- **YOUR OBJECTIVE**
In the entries below, count every line with the string "estaba". State the count and nothing else.

Data extracted from a collection:
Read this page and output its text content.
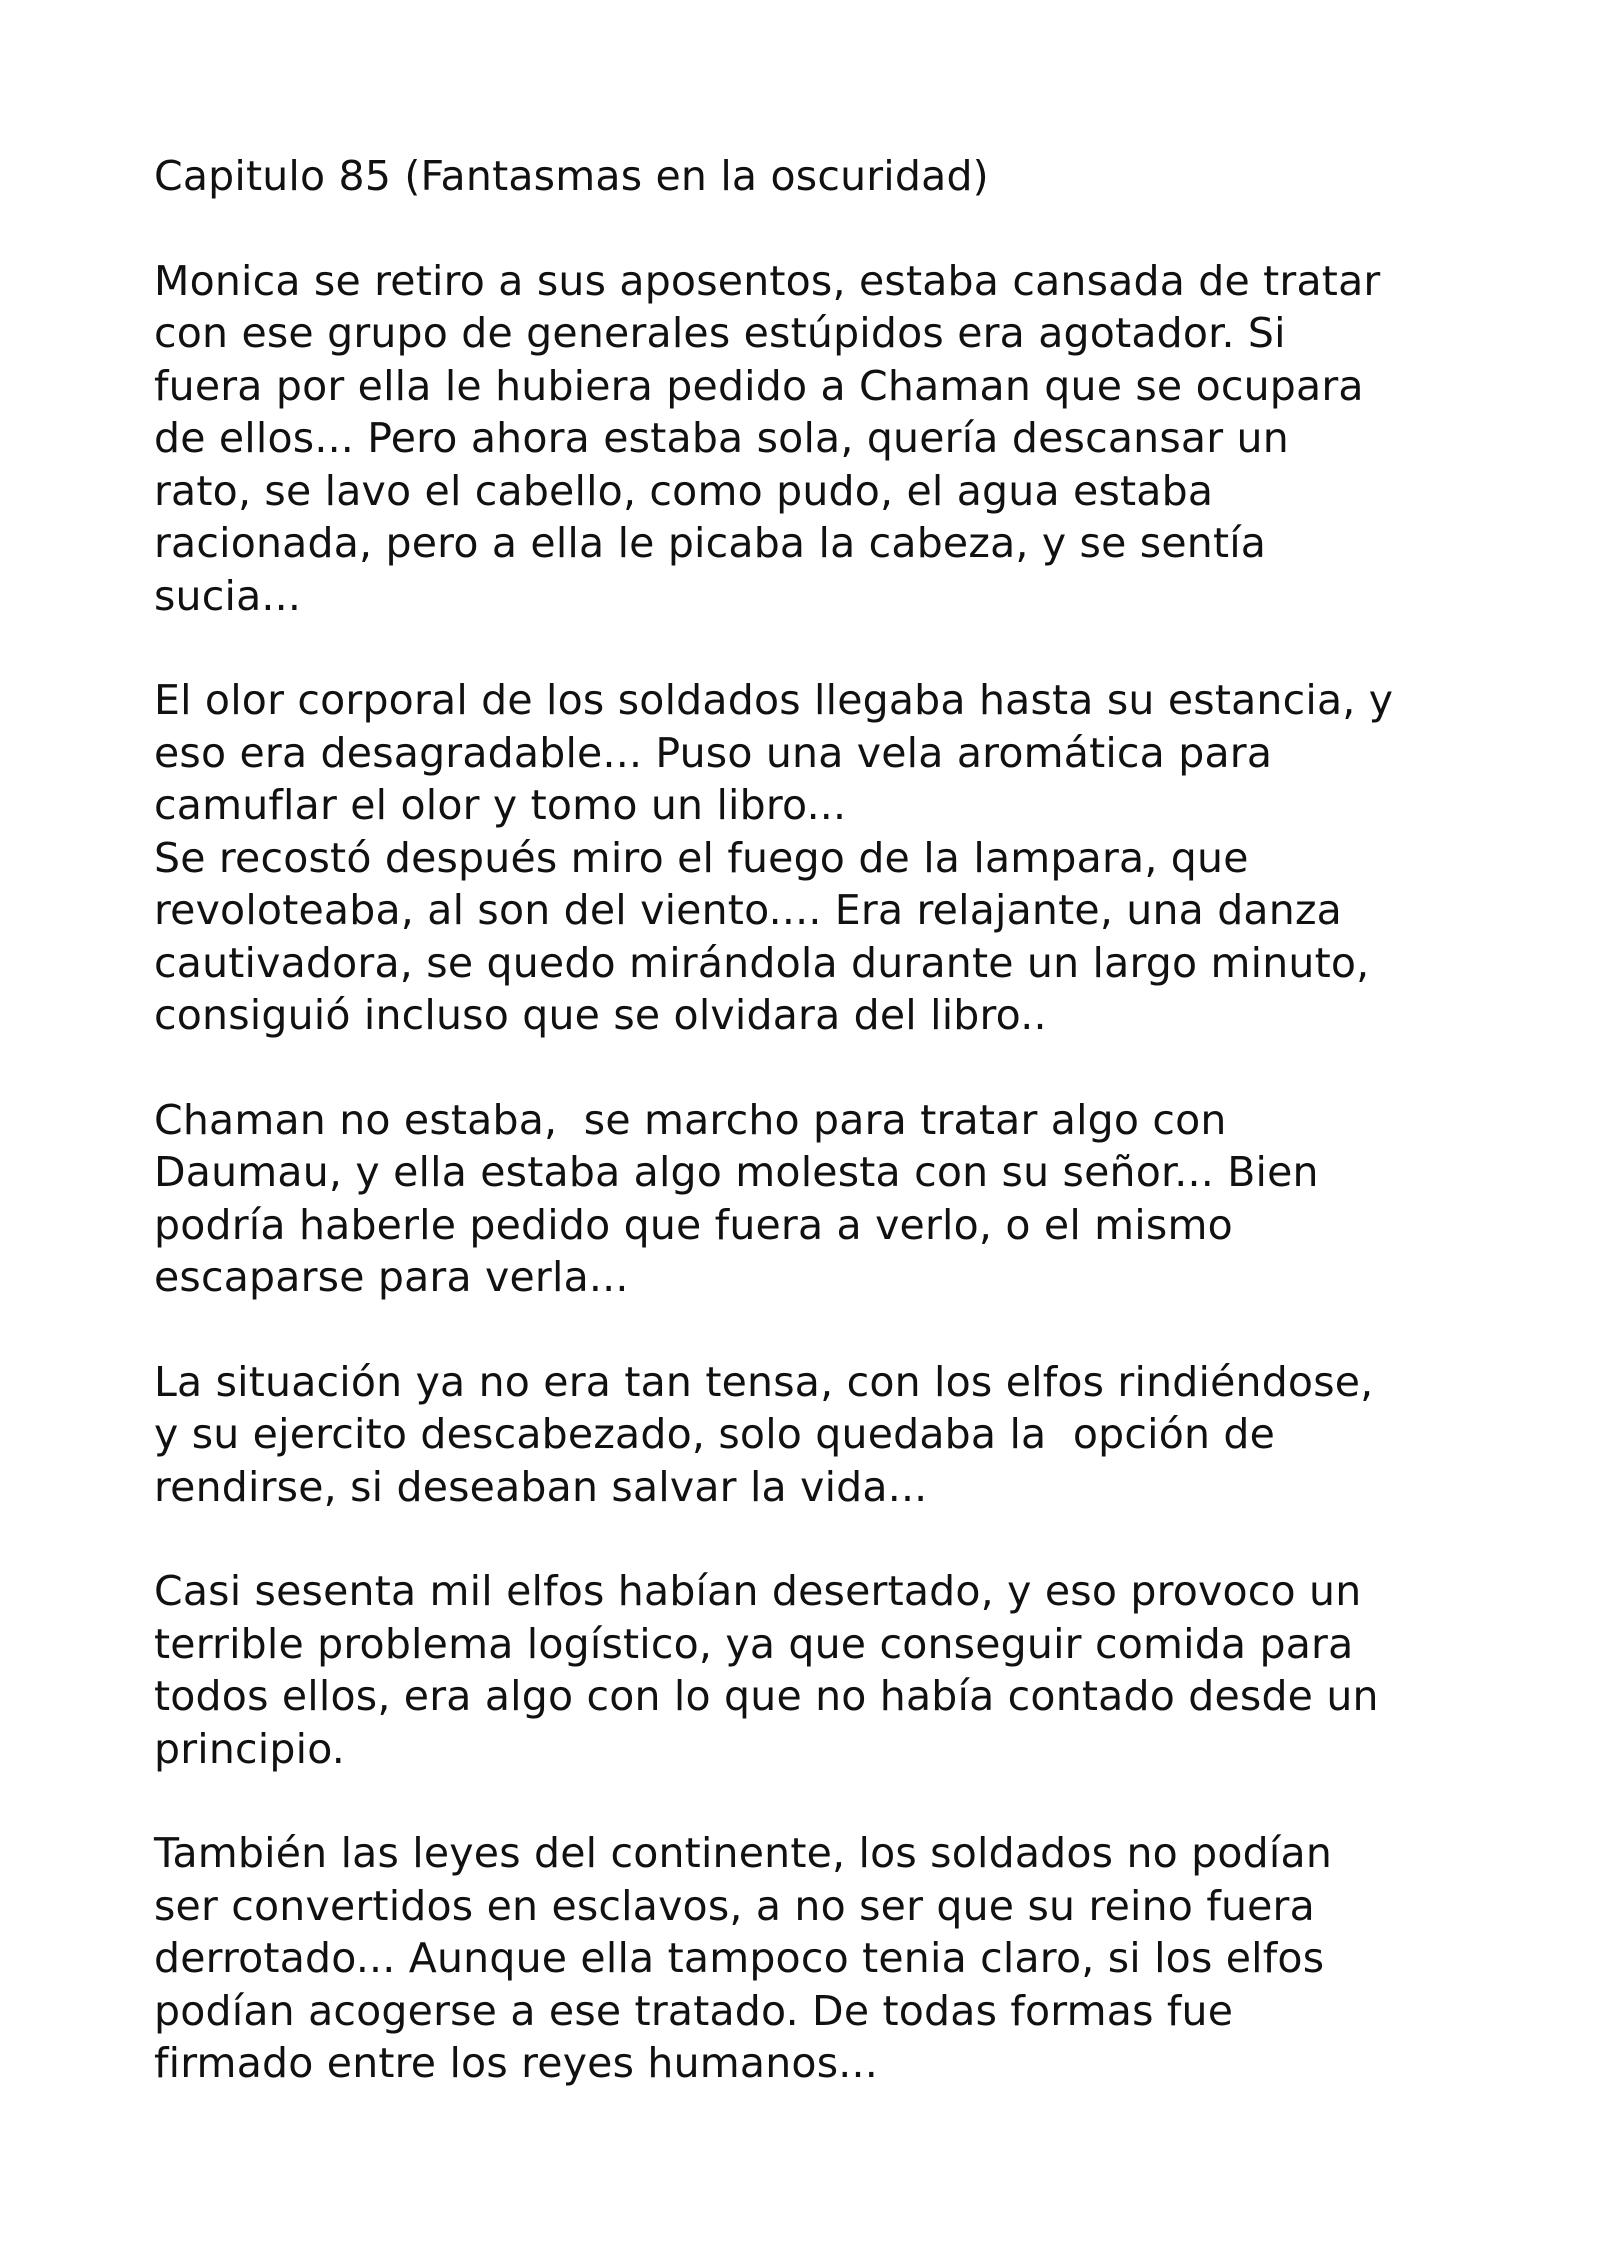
Capitulo 85 (Fantasmas en la oscuridad)
Monica se retiro a sus aposentos, estaba cansada de tratar
con ese grupo de generales estúpidos era agotador. Si
fuera por ella le hubiera pedido a Chaman que se ocupara
de ellos... Pero ahora estaba sola, quería descansar un
rato, se lavo el cabello, como pudo, el agua estaba
racionada, pero a ella le picaba la cabeza, y se sentía
sucia...
El olor corporal de los soldados llegaba hasta su estancia, y
eso era desagradable... Puso una vela aromática para
camuflar el olor y tomo un libro...
Se recostó después miro el fuego de la lampara, que
revoloteaba, al son del viento.... Era relajante, una danza
cautivadora, se quedo mirándola durante un largo minuto,
consiguió incluso que se olvidara del libro..
Chaman no estaba,  se marcho para tratar algo con
Daumau, y ella estaba algo molesta con su señor... Bien
podría haberle pedido que fuera a verlo, o el mismo
escaparse para verla...
La situación ya no era tan tensa, con los elfos rindiéndose,
y su ejercito descabezado, solo quedaba la  opción de
rendirse, si deseaban salvar la vida...
Casi sesenta mil elfos habían desertado, y eso provoco un
terrible problema logístico, ya que conseguir comida para
todos ellos, era algo con lo que no había contado desde un
principio.
También las leyes del continente, los soldados no podían
ser convertidos en esclavos, a no ser que su reino fuera
derrotado... Aunque ella tampoco tenia claro, si los elfos
podían acogerse a ese tratado. De todas formas fue
firmado entre los reyes humanos...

- **TASK OUTPUT**
5